> Task data:
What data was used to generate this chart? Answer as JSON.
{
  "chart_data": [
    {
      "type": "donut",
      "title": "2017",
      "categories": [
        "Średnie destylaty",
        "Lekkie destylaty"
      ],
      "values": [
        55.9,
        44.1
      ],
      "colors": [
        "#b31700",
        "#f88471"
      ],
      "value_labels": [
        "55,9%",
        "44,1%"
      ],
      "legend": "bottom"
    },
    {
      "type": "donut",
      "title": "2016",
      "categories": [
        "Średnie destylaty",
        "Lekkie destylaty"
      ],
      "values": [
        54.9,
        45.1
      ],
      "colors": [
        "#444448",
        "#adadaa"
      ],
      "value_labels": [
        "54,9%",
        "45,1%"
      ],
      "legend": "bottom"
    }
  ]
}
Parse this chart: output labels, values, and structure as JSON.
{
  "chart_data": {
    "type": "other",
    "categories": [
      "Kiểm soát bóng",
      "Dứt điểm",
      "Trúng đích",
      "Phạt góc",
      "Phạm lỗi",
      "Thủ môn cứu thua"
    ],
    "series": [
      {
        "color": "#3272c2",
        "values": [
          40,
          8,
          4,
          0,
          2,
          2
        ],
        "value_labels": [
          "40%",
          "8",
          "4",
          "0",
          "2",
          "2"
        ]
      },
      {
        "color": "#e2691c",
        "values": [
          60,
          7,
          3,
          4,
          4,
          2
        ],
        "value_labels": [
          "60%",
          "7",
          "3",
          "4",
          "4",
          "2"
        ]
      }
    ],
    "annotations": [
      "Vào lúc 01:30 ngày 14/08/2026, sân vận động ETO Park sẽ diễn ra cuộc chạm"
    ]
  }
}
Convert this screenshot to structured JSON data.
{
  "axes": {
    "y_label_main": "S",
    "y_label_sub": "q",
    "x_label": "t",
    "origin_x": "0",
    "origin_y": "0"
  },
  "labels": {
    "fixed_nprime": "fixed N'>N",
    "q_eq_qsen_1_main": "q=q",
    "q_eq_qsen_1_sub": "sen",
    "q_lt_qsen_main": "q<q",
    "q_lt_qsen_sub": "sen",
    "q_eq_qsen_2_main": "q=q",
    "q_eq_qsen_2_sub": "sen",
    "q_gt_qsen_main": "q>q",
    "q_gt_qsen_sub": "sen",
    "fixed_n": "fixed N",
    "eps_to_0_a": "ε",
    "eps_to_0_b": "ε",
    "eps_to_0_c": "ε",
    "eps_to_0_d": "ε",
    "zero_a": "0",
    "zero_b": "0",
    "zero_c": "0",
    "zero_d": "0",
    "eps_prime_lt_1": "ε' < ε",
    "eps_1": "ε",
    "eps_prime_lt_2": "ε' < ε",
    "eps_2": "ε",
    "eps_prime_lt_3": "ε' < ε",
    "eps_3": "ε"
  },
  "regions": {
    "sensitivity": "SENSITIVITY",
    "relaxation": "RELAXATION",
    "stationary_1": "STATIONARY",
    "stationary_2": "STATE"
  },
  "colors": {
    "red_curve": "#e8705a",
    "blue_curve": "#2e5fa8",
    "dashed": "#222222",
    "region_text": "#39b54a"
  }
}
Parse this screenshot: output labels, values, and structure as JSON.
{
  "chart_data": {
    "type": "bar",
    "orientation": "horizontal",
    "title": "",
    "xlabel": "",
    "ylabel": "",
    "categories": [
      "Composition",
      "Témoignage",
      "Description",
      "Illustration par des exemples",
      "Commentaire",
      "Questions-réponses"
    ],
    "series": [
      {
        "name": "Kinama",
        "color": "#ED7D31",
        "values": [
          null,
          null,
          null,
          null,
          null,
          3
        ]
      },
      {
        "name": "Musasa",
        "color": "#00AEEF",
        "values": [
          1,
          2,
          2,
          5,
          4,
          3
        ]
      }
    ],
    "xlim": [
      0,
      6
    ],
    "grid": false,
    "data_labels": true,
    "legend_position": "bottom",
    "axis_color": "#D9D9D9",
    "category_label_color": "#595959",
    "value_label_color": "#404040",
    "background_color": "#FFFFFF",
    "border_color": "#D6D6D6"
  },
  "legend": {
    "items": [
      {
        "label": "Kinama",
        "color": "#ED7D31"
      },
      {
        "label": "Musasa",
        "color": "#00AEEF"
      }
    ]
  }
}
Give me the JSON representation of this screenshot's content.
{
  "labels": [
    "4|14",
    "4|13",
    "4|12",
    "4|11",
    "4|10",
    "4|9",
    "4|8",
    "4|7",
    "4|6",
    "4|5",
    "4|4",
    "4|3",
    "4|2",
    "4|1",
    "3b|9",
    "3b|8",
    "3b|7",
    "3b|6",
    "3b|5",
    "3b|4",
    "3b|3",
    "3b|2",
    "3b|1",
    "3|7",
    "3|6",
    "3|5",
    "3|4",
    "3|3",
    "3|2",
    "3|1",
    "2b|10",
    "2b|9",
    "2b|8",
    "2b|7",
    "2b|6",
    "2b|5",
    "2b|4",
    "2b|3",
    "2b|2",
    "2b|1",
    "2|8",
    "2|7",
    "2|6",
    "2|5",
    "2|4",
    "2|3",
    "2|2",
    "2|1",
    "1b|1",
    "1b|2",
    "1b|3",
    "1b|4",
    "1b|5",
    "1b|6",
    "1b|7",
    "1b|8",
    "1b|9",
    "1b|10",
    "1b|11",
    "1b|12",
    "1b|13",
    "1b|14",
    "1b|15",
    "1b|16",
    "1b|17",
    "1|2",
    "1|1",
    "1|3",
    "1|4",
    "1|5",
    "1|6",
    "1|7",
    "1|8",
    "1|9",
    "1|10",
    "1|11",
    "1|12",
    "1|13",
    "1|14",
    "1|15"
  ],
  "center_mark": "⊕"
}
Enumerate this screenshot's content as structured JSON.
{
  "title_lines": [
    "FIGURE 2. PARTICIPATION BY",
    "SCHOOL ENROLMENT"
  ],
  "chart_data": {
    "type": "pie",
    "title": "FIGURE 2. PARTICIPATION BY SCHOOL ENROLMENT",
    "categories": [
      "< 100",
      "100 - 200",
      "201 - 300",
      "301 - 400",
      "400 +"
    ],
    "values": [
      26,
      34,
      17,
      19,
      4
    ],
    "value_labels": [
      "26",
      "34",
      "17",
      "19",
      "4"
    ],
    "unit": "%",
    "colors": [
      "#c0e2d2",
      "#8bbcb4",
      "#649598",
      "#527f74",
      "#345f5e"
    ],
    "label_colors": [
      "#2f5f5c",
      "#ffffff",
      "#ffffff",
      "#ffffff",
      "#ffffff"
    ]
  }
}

> What you need to do: Only the lines from the one that contains "Enumerate this screenshot's" to the end of the entries above should be given again, exactly and in full.

> Result for this exercise:
Enumerate this screenshot's content as structured JSON.
{
  "title_lines": [
    "FIGURE 2. PARTICIPATION BY",
    "SCHOOL ENROLMENT"
  ],
  "chart_data": {
    "type": "pie",
    "title": "FIGURE 2. PARTICIPATION BY SCHOOL ENROLMENT",
    "categories": [
      "< 100",
      "100 - 200",
      "201 - 300",
      "301 - 400",
      "400 +"
    ],
    "values": [
      26,
      34,
      17,
      19,
      4
    ],
    "value_labels": [
      "26",
      "34",
      "17",
      "19",
      "4"
    ],
    "unit": "%",
    "colors": [
      "#c0e2d2",
      "#8bbcb4",
      "#649598",
      "#527f74",
      "#345f5e"
    ],
    "label_colors": [
      "#2f5f5c",
      "#ffffff",
      "#ffffff",
      "#ffffff",
      "#ffffff"
    ]
  }
}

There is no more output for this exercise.